* [Stated problem] In the records that follow, locate every line with "name" and extract it.

* [Records about charts and figures]
* START *

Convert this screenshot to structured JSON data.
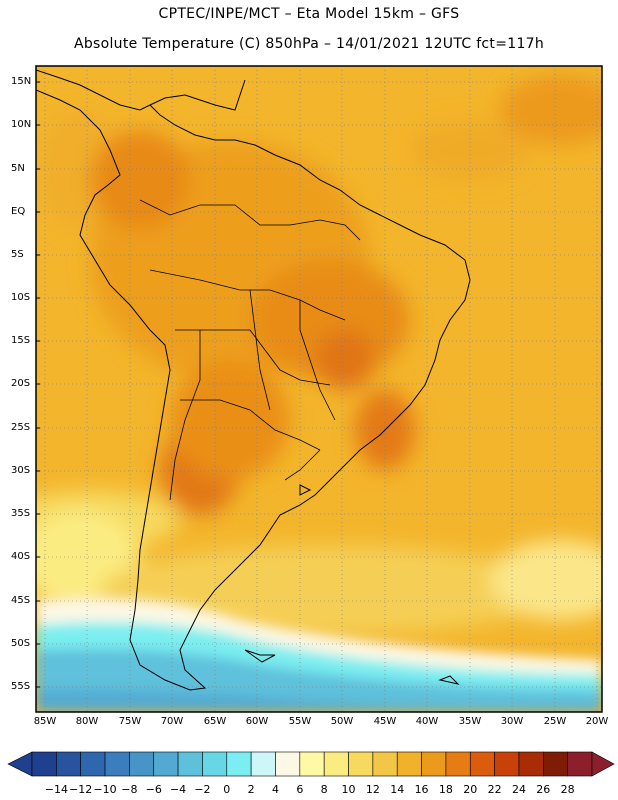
{
  "header": {
    "line1": "CPTEC/INPE/MCT –  Eta Model 15km – GFS",
    "line2": "Absolute Temperature (C) 850hPa – 14/01/2021 12UTC fct=117h"
  },
  "map": {
    "lat_labels": [
      "15N",
      "10N",
      "5N",
      "EQ",
      "5S",
      "10S",
      "15S",
      "20S",
      "25S",
      "30S",
      "35S",
      "40S",
      "45S",
      "50S",
      "55S"
    ],
    "lon_labels": [
      "85W",
      "80W",
      "75W",
      "70W",
      "65W",
      "60W",
      "55W",
      "50W",
      "45W",
      "40W",
      "35W",
      "30W",
      "25W",
      "20W"
    ],
    "ocean_color": "#f4b62a",
    "land_color": "#ed9d1a"
  },
  "legend": {
    "labels": [
      "-14",
      "-12",
      "-10",
      "-8",
      "-6",
      "-4",
      "-2",
      "0",
      "2",
      "4",
      "6",
      "8",
      "10",
      "12",
      "14",
      "16",
      "18",
      "20",
      "22",
      "24",
      "26",
      "28"
    ],
    "colors": [
      "#1f3f8f",
      "#27539f",
      "#2f67ae",
      "#3b7dbd",
      "#4794c7",
      "#52aad3",
      "#5ec1dc",
      "#67d7e6",
      "#7aeef0",
      "#cdf6f8",
      "#fdf8e5",
      "#fdf9a6",
      "#fbec82",
      "#f6d95e",
      "#f2c646",
      "#f0b22b",
      "#ec9a1c",
      "#e67d14",
      "#db5c0d",
      "#c84109",
      "#a82d07",
      "#7e1c06",
      "#8c1f2c"
    ]
  }
}
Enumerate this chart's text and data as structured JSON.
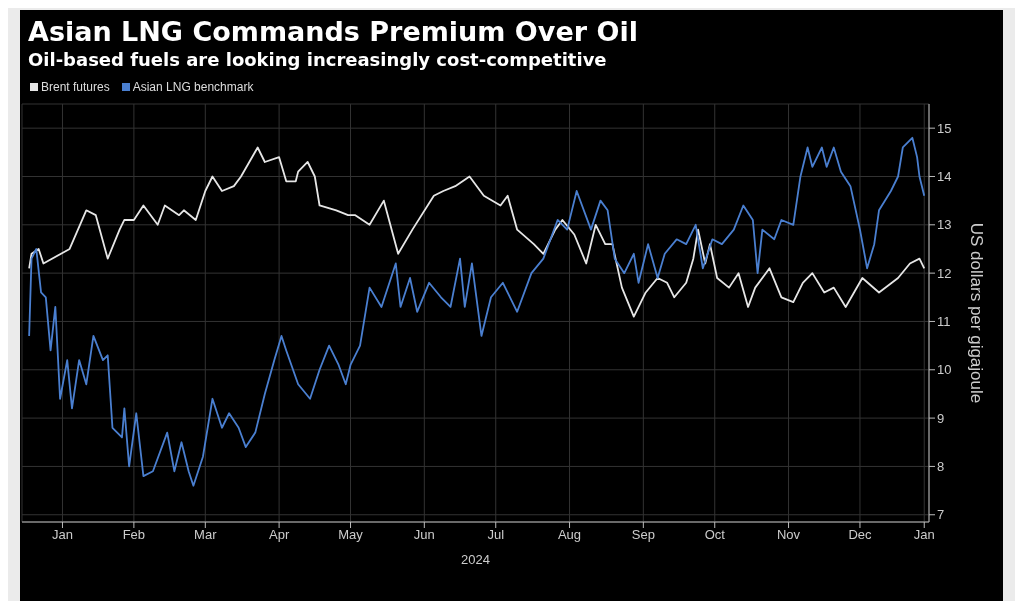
{
  "chart_data": {
    "type": "line",
    "title": "Asian LNG Commands Premium Over Oil",
    "subtitle": "Oil-based fuels are looking increasingly cost-competitive",
    "xlabel": "2024",
    "ylabel": "US dollars per gigajoule",
    "legend": "top left",
    "grid": true,
    "xlim": [
      "2023-12-30",
      "2025-01-14"
    ],
    "xticks": [
      {
        "value": "2024-01-16",
        "label": "Jan"
      },
      {
        "value": "2024-02-15",
        "label": "Feb"
      },
      {
        "value": "2024-03-16",
        "label": "Mar"
      },
      {
        "value": "2024-04-16",
        "label": "Apr"
      },
      {
        "value": "2024-05-16",
        "label": "May"
      },
      {
        "value": "2024-06-16",
        "label": "Jun"
      },
      {
        "value": "2024-07-16",
        "label": "Jul"
      },
      {
        "value": "2024-08-16",
        "label": "Aug"
      },
      {
        "value": "2024-09-16",
        "label": "Sep"
      },
      {
        "value": "2024-10-16",
        "label": "Oct"
      },
      {
        "value": "2024-11-16",
        "label": "Nov"
      },
      {
        "value": "2024-12-16",
        "label": "Dec"
      },
      {
        "value": "2025-01-12",
        "label": "Jan"
      }
    ],
    "ylim": [
      6.85,
      15.5
    ],
    "yticks": [
      7,
      8,
      9,
      10,
      11,
      12,
      13,
      14,
      15
    ],
    "series": [
      {
        "name": "Brent futures",
        "color": "#e6e6e6",
        "x": [
          "2024-01-02",
          "2024-01-03",
          "2024-01-06",
          "2024-01-08",
          "2024-01-19",
          "2024-01-26",
          "2024-01-30",
          "2024-02-04",
          "2024-02-09",
          "2024-02-11",
          "2024-02-15",
          "2024-02-19",
          "2024-02-25",
          "2024-02-28",
          "2024-03-05",
          "2024-03-07",
          "2024-03-12",
          "2024-03-16",
          "2024-03-19",
          "2024-03-23",
          "2024-03-28",
          "2024-03-31",
          "2024-04-07",
          "2024-04-10",
          "2024-04-16",
          "2024-04-19",
          "2024-04-23",
          "2024-04-24",
          "2024-04-28",
          "2024-05-01",
          "2024-05-03",
          "2024-05-10",
          "2024-05-15",
          "2024-05-18",
          "2024-05-24",
          "2024-05-30",
          "2024-06-05",
          "2024-06-11",
          "2024-06-20",
          "2024-06-24",
          "2024-06-29",
          "2024-07-05",
          "2024-07-11",
          "2024-07-18",
          "2024-07-21",
          "2024-07-25",
          "2024-08-01",
          "2024-08-05",
          "2024-08-10",
          "2024-08-13",
          "2024-08-18",
          "2024-08-23",
          "2024-08-27",
          "2024-08-31",
          "2024-09-03",
          "2024-09-07",
          "2024-09-12",
          "2024-09-17",
          "2024-09-22",
          "2024-09-26",
          "2024-09-29",
          "2024-10-04",
          "2024-10-07",
          "2024-10-09",
          "2024-10-12",
          "2024-10-14",
          "2024-10-17",
          "2024-10-22",
          "2024-10-26",
          "2024-10-30",
          "2024-11-02",
          "2024-11-08",
          "2024-11-13",
          "2024-11-18",
          "2024-11-22",
          "2024-11-26",
          "2024-12-01",
          "2024-12-05",
          "2024-12-10",
          "2024-12-17",
          "2024-12-24",
          "2025-01-01",
          "2025-01-06",
          "2025-01-10",
          "2025-01-12"
        ],
        "values": [
          12.1,
          12.4,
          12.5,
          12.2,
          12.5,
          13.3,
          13.2,
          12.3,
          12.9,
          13.1,
          13.1,
          13.4,
          13.0,
          13.4,
          13.2,
          13.3,
          13.1,
          13.7,
          14.0,
          13.7,
          13.8,
          14.0,
          14.6,
          14.3,
          14.4,
          13.9,
          13.9,
          14.1,
          14.3,
          14.0,
          13.4,
          13.3,
          13.2,
          13.2,
          13.0,
          13.5,
          12.4,
          12.9,
          13.6,
          13.7,
          13.8,
          14.0,
          13.6,
          13.4,
          13.6,
          12.9,
          12.6,
          12.4,
          12.9,
          13.1,
          12.8,
          12.2,
          13.0,
          12.6,
          12.6,
          11.7,
          11.1,
          11.6,
          11.9,
          11.8,
          11.5,
          11.8,
          12.3,
          12.9,
          12.2,
          12.6,
          11.9,
          11.7,
          12.0,
          11.3,
          11.7,
          12.1,
          11.5,
          11.4,
          11.8,
          12.0,
          11.6,
          11.7,
          11.3,
          11.9,
          11.6,
          11.9,
          12.2,
          12.3,
          12.1
        ]
      },
      {
        "name": "Asian LNG benchmark",
        "color": "#4a7fd0",
        "x": [
          "2024-01-02",
          "2024-01-03",
          "2024-01-05",
          "2024-01-07",
          "2024-01-09",
          "2024-01-11",
          "2024-01-13",
          "2024-01-15",
          "2024-01-18",
          "2024-01-20",
          "2024-01-23",
          "2024-01-26",
          "2024-01-29",
          "2024-02-02",
          "2024-02-04",
          "2024-02-06",
          "2024-02-10",
          "2024-02-11",
          "2024-02-13",
          "2024-02-16",
          "2024-02-19",
          "2024-02-23",
          "2024-02-29",
          "2024-03-03",
          "2024-03-06",
          "2024-03-09",
          "2024-03-11",
          "2024-03-15",
          "2024-03-19",
          "2024-03-23",
          "2024-03-26",
          "2024-03-30",
          "2024-04-02",
          "2024-04-06",
          "2024-04-10",
          "2024-04-14",
          "2024-04-17",
          "2024-04-19",
          "2024-04-24",
          "2024-04-29",
          "2024-05-03",
          "2024-05-07",
          "2024-05-11",
          "2024-05-14",
          "2024-05-16",
          "2024-05-20",
          "2024-05-24",
          "2024-05-29",
          "2024-06-04",
          "2024-06-06",
          "2024-06-10",
          "2024-06-13",
          "2024-06-18",
          "2024-06-23",
          "2024-06-27",
          "2024-07-01",
          "2024-07-03",
          "2024-07-06",
          "2024-07-10",
          "2024-07-14",
          "2024-07-19",
          "2024-07-25",
          "2024-07-31",
          "2024-08-05",
          "2024-08-11",
          "2024-08-15",
          "2024-08-19",
          "2024-08-25",
          "2024-08-29",
          "2024-09-01",
          "2024-09-04",
          "2024-09-08",
          "2024-09-12",
          "2024-09-14",
          "2024-09-18",
          "2024-09-22",
          "2024-09-25",
          "2024-09-30",
          "2024-10-04",
          "2024-10-08",
          "2024-10-11",
          "2024-10-15",
          "2024-10-19",
          "2024-10-24",
          "2024-10-28",
          "2024-11-01",
          "2024-11-03",
          "2024-11-05",
          "2024-11-10",
          "2024-11-13",
          "2024-11-18",
          "2024-11-21",
          "2024-11-24",
          "2024-11-26",
          "2024-11-30",
          "2024-12-02",
          "2024-12-05",
          "2024-12-08",
          "2024-12-12",
          "2024-12-16",
          "2024-12-19",
          "2024-12-22",
          "2024-12-24",
          "2024-12-29",
          "2025-01-01",
          "2025-01-03",
          "2025-01-07",
          "2025-01-09",
          "2025-01-10",
          "2025-01-12"
        ],
        "values": [
          10.7,
          12.3,
          12.5,
          11.6,
          11.5,
          10.4,
          11.3,
          9.4,
          10.2,
          9.2,
          10.2,
          9.7,
          10.7,
          10.2,
          10.3,
          8.8,
          8.6,
          9.2,
          8.0,
          9.1,
          7.8,
          7.9,
          8.7,
          7.9,
          8.5,
          7.9,
          7.6,
          8.2,
          9.4,
          8.8,
          9.1,
          8.8,
          8.4,
          8.7,
          9.5,
          10.2,
          10.7,
          10.4,
          9.7,
          9.4,
          10.0,
          10.5,
          10.1,
          9.7,
          10.1,
          10.5,
          11.7,
          11.3,
          12.2,
          11.3,
          11.9,
          11.2,
          11.8,
          11.5,
          11.3,
          12.3,
          11.3,
          12.2,
          10.7,
          11.5,
          11.8,
          11.2,
          12.0,
          12.3,
          13.1,
          12.9,
          13.7,
          12.9,
          13.5,
          13.3,
          12.3,
          12.0,
          12.4,
          11.8,
          12.6,
          11.9,
          12.4,
          12.7,
          12.6,
          13.0,
          12.1,
          12.7,
          12.6,
          12.9,
          13.4,
          13.1,
          12.0,
          12.9,
          12.7,
          13.1,
          13.0,
          14.0,
          14.6,
          14.2,
          14.6,
          14.2,
          14.6,
          14.1,
          13.8,
          12.9,
          12.1,
          12.6,
          13.3,
          13.7,
          14.0,
          14.6,
          14.8,
          14.4,
          14.0,
          13.6
        ]
      }
    ]
  }
}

* END *

* [The result]
        "name": "Brent futures",
        "name": "Asian LNG benchmark",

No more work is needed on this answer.